## Task prompt
Locate every line in the records below that contains the string "tick", and copy each of those lines in full.

## Provided material
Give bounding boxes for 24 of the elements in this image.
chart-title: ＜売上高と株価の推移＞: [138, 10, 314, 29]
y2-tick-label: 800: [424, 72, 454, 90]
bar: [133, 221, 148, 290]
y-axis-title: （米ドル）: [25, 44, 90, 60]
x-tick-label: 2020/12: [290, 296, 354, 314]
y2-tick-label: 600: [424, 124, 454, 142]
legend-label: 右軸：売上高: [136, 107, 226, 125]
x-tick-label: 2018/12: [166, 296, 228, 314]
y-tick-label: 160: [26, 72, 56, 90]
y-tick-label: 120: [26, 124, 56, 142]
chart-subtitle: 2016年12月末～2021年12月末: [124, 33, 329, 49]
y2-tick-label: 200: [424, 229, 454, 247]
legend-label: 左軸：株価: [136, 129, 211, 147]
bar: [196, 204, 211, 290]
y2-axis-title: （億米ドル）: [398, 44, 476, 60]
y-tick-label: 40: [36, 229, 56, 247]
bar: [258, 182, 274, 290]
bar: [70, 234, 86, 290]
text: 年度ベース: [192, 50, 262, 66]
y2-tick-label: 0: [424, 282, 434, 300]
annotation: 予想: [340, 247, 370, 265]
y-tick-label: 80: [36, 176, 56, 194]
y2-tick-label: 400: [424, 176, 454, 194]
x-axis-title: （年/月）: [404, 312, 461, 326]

## In response
y2-tick-label: 800: [424, 72, 454, 90]
x-tick-label: 2020/12: [290, 296, 354, 314]
y2-tick-label: 600: [424, 124, 454, 142]
x-tick-label: 2018/12: [166, 296, 228, 314]
y-tick-label: 160: [26, 72, 56, 90]
y-tick-label: 120: [26, 124, 56, 142]
y2-tick-label: 200: [424, 229, 454, 247]
y-tick-label: 40: [36, 229, 56, 247]
y2-tick-label: 0: [424, 282, 434, 300]
y-tick-label: 80: [36, 176, 56, 194]
y2-tick-label: 400: [424, 176, 454, 194]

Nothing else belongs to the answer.